### WHAT YOU HAVE TO DO
Lines holding the string "detached" are the ones to copy from this listing.

### GIVEN DATA

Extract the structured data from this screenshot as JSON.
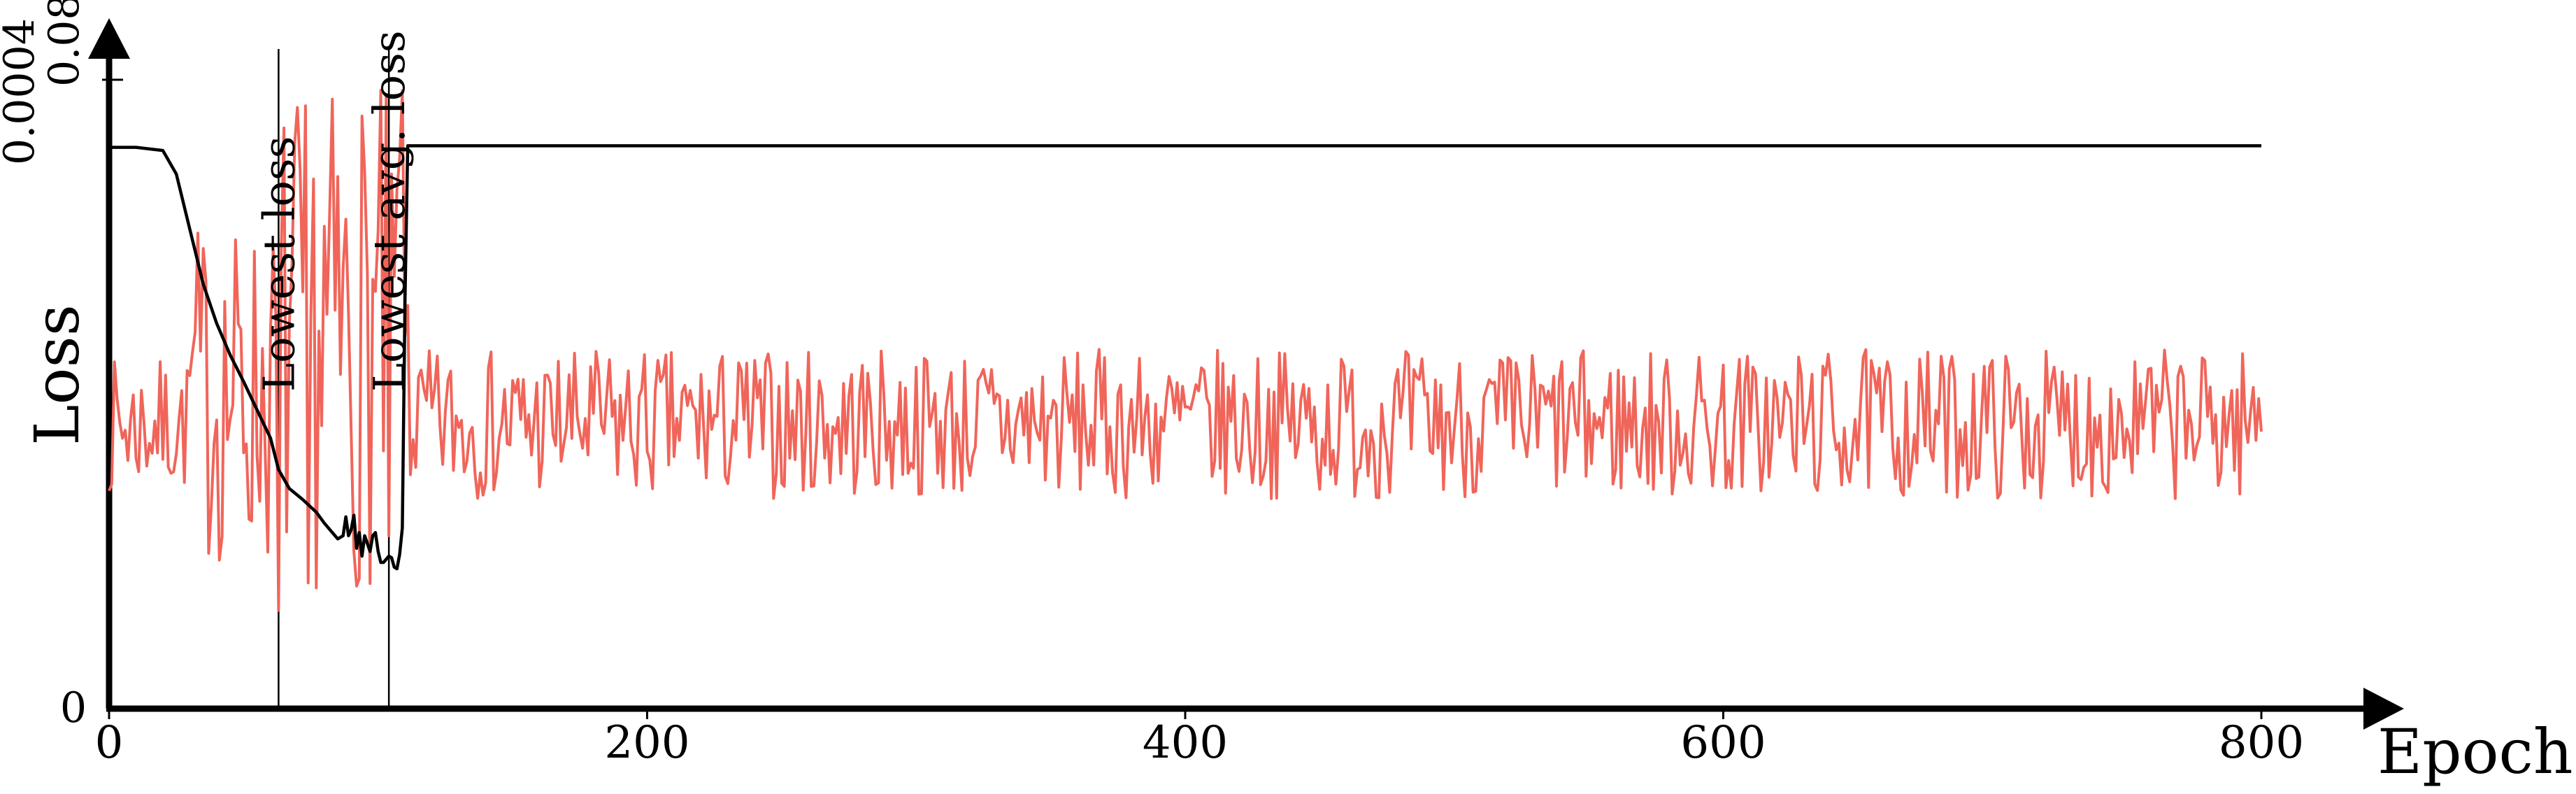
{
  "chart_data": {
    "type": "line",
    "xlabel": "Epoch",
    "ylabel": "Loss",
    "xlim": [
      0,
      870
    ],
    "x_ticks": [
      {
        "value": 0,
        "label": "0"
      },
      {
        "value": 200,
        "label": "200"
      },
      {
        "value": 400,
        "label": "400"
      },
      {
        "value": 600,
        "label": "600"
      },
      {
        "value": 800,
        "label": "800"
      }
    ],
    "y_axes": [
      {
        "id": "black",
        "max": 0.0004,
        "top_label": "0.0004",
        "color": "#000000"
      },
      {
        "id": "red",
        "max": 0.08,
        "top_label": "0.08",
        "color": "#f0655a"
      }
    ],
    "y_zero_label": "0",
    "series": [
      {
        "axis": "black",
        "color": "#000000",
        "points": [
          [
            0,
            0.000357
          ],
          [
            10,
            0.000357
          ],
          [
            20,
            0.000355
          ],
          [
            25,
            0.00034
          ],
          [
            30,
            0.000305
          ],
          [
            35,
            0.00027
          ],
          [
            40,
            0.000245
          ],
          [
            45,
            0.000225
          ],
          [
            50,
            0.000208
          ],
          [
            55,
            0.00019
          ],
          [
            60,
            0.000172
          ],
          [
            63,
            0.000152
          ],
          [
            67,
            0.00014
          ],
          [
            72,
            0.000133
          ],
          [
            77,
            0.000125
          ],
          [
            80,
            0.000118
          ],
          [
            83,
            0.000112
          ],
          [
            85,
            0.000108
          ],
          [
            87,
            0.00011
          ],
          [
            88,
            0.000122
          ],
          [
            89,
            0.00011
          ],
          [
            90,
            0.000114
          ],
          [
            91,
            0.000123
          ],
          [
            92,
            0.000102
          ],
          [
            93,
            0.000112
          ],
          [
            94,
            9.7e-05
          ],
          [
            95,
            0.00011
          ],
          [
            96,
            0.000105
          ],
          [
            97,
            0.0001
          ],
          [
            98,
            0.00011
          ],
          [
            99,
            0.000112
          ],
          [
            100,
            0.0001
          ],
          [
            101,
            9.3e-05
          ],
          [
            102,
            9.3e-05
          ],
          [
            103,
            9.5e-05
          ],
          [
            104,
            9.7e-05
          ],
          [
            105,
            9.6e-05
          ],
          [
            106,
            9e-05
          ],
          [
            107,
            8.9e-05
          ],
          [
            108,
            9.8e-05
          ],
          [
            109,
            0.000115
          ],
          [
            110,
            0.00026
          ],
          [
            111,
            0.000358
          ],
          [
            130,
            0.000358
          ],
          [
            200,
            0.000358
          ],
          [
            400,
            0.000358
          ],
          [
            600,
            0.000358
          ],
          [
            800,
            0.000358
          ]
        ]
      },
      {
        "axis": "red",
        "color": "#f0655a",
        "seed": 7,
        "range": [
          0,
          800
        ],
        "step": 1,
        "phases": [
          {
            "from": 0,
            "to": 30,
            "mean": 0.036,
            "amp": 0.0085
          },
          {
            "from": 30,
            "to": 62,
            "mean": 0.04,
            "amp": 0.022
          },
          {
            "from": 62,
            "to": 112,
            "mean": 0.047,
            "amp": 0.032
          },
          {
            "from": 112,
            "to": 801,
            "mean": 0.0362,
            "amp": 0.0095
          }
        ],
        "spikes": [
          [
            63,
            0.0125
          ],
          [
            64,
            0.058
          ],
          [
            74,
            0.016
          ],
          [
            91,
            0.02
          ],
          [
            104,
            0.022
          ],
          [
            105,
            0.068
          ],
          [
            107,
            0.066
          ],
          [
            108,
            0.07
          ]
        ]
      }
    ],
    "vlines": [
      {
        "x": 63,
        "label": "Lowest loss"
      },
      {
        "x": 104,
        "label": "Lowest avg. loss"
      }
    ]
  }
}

--

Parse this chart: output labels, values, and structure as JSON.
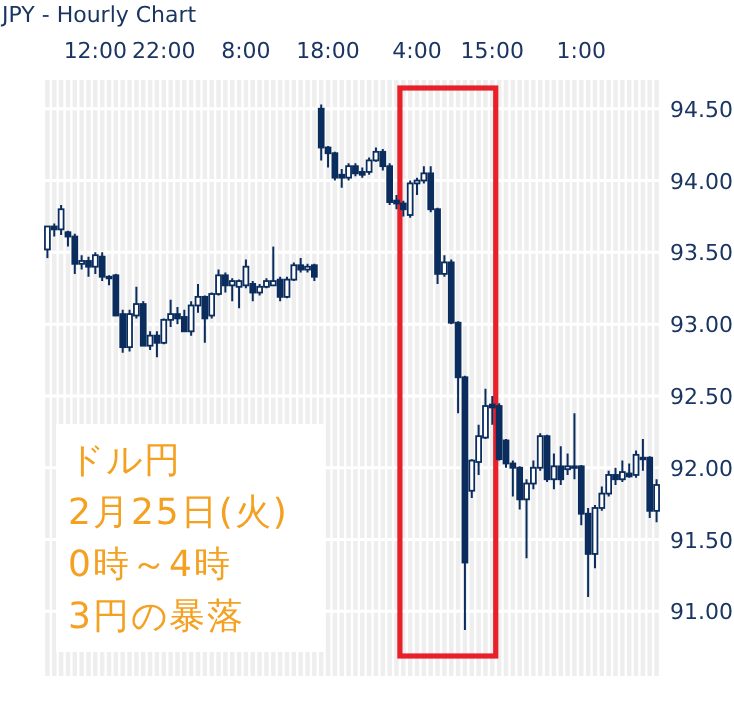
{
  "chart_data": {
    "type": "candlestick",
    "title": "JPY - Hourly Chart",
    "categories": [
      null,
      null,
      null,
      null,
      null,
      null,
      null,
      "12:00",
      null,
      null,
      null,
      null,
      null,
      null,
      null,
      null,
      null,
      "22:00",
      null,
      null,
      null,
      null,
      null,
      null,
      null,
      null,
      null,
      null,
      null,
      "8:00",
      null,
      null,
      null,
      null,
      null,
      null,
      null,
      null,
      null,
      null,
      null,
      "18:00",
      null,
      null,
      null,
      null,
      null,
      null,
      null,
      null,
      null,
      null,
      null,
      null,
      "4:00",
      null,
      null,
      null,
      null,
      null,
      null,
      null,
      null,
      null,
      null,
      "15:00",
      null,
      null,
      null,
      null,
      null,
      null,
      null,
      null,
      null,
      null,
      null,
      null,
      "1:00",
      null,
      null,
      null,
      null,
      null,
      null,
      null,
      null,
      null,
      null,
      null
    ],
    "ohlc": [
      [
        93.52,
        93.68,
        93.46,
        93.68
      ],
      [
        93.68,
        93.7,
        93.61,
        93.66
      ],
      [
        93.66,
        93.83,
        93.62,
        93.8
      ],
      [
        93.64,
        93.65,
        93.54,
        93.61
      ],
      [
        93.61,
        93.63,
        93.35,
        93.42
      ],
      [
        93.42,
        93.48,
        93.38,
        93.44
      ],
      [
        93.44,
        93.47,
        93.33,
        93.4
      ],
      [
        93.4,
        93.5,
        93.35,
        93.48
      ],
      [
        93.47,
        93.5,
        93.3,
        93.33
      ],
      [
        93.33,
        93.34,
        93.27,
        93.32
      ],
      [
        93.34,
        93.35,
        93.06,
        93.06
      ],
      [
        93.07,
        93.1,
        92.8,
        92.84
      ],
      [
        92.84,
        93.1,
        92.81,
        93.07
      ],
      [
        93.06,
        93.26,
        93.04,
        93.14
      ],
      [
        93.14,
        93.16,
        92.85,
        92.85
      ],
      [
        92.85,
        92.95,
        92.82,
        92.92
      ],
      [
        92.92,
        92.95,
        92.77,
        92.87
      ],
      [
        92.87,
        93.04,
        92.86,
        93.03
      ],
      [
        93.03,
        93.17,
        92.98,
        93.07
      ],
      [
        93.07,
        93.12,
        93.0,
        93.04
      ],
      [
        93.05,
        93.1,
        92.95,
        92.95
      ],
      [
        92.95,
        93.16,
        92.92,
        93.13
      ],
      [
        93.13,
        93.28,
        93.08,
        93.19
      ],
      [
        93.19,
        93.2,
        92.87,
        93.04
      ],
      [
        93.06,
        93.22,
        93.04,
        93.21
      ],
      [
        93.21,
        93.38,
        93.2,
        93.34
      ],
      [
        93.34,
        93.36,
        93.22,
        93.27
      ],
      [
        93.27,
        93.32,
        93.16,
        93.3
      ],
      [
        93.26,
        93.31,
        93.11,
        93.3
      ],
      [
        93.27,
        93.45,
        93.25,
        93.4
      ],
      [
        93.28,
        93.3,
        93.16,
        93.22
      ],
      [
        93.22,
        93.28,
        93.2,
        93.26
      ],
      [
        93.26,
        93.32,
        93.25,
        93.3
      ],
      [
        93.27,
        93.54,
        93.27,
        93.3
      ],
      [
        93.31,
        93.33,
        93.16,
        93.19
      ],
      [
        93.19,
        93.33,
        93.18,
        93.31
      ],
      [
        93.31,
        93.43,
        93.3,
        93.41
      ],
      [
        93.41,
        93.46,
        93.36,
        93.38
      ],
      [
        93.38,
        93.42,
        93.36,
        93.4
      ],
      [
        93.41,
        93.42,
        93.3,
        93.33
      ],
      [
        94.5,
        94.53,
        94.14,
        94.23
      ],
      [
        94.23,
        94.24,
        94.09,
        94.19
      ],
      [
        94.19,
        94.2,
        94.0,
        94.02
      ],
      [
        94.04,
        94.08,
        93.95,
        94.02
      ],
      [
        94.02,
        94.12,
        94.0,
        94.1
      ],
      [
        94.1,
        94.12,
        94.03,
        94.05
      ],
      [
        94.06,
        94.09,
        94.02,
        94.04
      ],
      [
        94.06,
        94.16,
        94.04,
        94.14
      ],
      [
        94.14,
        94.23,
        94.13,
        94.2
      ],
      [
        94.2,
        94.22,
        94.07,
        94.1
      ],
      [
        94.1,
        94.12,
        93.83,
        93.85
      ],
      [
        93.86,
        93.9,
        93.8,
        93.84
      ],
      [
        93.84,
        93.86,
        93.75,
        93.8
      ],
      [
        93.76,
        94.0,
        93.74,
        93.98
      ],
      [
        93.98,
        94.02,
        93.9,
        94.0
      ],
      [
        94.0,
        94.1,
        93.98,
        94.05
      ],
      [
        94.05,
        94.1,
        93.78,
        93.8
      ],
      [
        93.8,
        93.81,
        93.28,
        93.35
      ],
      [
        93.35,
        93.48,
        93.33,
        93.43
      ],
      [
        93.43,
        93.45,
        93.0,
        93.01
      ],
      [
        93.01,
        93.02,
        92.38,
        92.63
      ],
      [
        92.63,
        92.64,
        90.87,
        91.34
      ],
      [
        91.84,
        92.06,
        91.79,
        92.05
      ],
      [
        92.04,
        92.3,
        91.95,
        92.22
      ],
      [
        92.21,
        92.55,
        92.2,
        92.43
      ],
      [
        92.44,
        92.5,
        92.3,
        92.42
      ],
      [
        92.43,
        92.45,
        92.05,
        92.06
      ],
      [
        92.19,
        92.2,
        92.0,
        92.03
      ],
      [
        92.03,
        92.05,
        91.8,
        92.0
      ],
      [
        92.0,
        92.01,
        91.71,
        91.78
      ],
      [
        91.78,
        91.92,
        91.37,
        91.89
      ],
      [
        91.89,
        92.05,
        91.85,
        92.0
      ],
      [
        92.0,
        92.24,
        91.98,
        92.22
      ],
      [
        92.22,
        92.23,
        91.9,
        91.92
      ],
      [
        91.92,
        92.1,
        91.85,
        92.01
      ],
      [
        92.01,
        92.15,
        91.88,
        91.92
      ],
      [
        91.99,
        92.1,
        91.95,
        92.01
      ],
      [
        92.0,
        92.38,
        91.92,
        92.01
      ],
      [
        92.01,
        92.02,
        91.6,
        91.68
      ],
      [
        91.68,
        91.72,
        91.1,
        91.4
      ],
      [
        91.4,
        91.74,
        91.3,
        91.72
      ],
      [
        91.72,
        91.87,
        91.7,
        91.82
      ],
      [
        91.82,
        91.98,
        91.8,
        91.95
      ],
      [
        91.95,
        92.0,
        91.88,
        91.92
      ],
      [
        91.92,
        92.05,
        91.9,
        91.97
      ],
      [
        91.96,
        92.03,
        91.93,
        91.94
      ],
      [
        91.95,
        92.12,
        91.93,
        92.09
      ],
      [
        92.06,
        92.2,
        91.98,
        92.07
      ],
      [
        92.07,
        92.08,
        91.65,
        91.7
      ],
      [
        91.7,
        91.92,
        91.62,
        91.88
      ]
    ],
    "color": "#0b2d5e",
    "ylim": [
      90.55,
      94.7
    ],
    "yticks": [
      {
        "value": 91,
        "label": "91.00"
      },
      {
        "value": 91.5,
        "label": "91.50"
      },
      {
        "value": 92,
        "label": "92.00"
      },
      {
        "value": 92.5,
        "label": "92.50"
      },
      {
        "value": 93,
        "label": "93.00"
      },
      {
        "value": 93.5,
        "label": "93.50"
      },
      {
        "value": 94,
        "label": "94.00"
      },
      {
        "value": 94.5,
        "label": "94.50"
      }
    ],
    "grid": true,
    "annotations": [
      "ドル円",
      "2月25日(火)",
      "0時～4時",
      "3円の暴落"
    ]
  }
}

==

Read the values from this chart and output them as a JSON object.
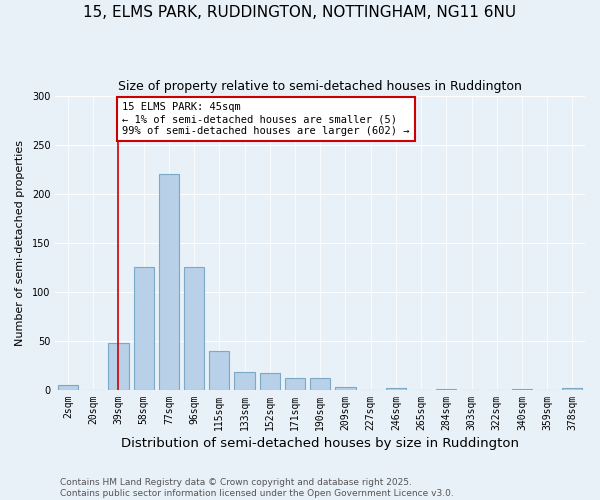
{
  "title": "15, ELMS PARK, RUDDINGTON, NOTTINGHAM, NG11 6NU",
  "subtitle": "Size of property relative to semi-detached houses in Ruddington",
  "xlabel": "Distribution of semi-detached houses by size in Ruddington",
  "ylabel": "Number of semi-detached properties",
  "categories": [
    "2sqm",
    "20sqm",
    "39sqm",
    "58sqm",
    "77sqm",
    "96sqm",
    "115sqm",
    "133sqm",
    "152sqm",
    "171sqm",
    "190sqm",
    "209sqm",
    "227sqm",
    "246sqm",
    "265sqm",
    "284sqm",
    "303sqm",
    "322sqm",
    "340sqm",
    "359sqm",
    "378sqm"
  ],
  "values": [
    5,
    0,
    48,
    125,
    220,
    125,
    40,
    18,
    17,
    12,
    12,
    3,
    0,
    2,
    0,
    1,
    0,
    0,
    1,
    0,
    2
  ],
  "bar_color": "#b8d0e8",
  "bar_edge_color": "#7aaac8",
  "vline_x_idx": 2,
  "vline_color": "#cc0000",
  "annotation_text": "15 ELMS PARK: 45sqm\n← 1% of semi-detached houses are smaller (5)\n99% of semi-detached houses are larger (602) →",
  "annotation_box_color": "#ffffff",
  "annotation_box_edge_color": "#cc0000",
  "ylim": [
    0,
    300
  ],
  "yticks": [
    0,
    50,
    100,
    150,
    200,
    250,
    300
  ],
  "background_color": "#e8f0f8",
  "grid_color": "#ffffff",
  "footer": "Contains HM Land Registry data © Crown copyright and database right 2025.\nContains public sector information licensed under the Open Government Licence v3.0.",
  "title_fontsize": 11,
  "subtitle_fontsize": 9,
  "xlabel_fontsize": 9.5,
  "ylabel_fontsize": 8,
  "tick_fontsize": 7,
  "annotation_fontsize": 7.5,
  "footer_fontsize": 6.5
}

### OUTPUT
  "subtitle": "Size of property relative to semi-detached houses in Ruddington",
  "xlabel": "Distribution of semi-detached houses by size in Ruddington",
  "ylabel": "Number of semi-detached properties",
  "annotation_text": "15 ELMS PARK: 45sqm\n← 1% of semi-detached houses are smaller (5)\n99% of semi-detached houses are larger (602) →",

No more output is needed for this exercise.